### Task list
1 > In the book recommendation notebook, write out the passage starting with "# Year from" and going on through "user_rating_counts = ratings_clean['User-ID'].value_counts()".
2 > Answer these questions about the book recommendation notebook:
(a) What two main approaches to recommendation does it demonstrate?
(b) What age group label is returned for an age from 13 to 17?
(c) Which two columns are dropped from the users data?

## Final Base for Recommendation (Lift & KNN)

This notebook contains the final version of the code used for book recommendation based on collaborative filtering.  
Two main approaches are demonstrated:

- **Lift-based recommendation**
- **K-Nearest Neighbors (KNN)**  


### Data Filtering and Preprocessing

In [1]:
import pandas as pd
import numpy as np
import sys

sys.path.append('../src')  
from functions_notebook_04 import split_custom_segment, display_recommendations_knn, compute_lift 
from metrics_notebook_04 import compute_knn_similarity, compute_knn_author_similarity

# Load raw data
books = pd.read_csv('../data/Books.csv', dtype={'ISBN': str}, low_memory=False)
users = pd.read_csv('../data/Users.csv')
ratings = pd.read_csv('../data/Ratings.csv')

# Clean books
books['ISBN'] = books['ISBN'].str.strip()
books['Book-Title'] = books['Book-Title'].astype(str).str.strip().str.lower()
books['Book-Author'] = books['Book-Author'].astype(str).str.strip().str.lower()
books.drop(columns=['Image-URL-S', 'Image-URL-M', 'Image-URL-L', 'Publisher'], inplace=True)

# Clean and simplify Book-Author to only surname
books['Book-Author'] = books['Book-Author'].str.replace(r'[^a-zA-Z,\s]', '', regex=True).str.strip()

# Extract surname and overwrite Book-Author
def extract_surname(author):
    if pd.isna(author) or author.strip() == '':
        return np.nan
    if ',' in author:
        return author.split(',')[0].strip()
    parts = author.split()
    return parts[-1] if parts else np.nan

books['Author-Surename'] = books['Book-Author'].apply(extract_surname)

# Clean users and assign age group
def assign_age_group(age):
    if pd.isna(age) or age < 6 or age > 99:
        return 'unknown'
    elif 6 <= age <= 12:
        return 'child'
    elif 13 <= age <= 17:
        return 'teen'
    elif 18 <= age <= 24:
        return 'young adult'
    elif 25 <= age <= 39:
        return 'adult'
    elif 40 <= age <= 59:
        return 'middle-aged'
    else:
        return 'senior'

users['Age_Group'] = users['Age'].apply(assign_age_group)
users.drop(columns=['Age', 'Location'], inplace=True)


#Fill the missing group age using idea from notebook_03


# Clean ratings
ratings = ratings[
    ratings['User-ID'].isin(users['User-ID']) &
    ratings['ISBN'].isin(books['ISBN'])
]


# Merge all into one clean DataFrame
ratings_clean = ratings.merge(users[['User-ID', 'Age_Group']], on='User-ID', how='left')
ratings_clean = ratings_clean.merge(books, on='ISBN', how='left')

# Year from object to float64
ratings_clean['Year-Of-Publication'] = pd.to_numeric(ratings_clean['Year-Of-Publication'], errors='coerce')

In [2]:
# Count how many ratings each user gave
user_rating_counts = ratings_clean['User-ID'].value_counts()

### Data section

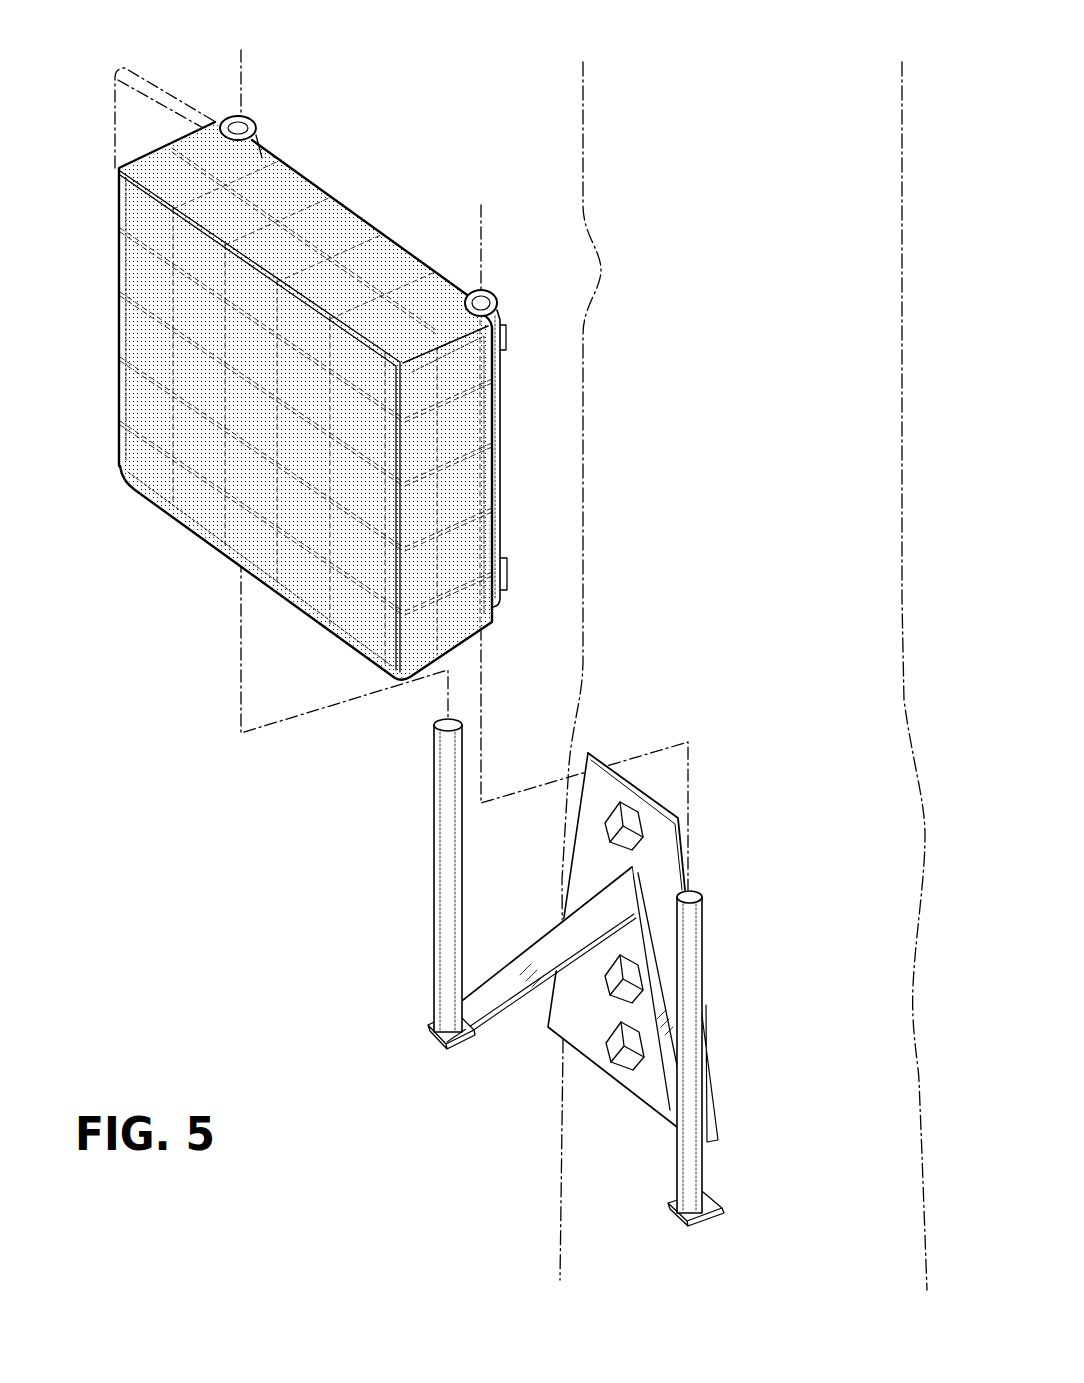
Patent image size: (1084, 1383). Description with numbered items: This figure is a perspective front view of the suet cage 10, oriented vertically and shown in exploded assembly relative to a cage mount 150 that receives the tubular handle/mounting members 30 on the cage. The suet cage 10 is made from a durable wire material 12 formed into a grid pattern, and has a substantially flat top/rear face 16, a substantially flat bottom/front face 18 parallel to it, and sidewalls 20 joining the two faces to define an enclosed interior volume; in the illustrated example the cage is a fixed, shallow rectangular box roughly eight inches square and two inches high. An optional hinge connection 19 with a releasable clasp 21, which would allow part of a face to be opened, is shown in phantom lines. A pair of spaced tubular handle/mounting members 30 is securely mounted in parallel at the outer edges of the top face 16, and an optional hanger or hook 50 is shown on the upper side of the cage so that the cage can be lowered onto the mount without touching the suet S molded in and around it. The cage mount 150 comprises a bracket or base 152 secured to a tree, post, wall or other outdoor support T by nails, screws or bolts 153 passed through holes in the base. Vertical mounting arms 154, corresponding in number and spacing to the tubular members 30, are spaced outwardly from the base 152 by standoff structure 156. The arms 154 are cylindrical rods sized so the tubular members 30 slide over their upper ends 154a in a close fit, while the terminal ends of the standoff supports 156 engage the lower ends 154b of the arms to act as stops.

### Response list
1 >
# Year from object to float64
ratings_clean['Year-Of-Publication'] = pd.to_numeric(ratings_clean['Year-Of-Publication'], errors='coerce')

In [2]:
# Count how many ratings each user gave
user_rating_counts = ratings_clean['User-ID'].value_counts()

2 >
(a) Lift-based recommendation and K-Nearest Neighbors (KNN)
(b) teen
(c) Age and Location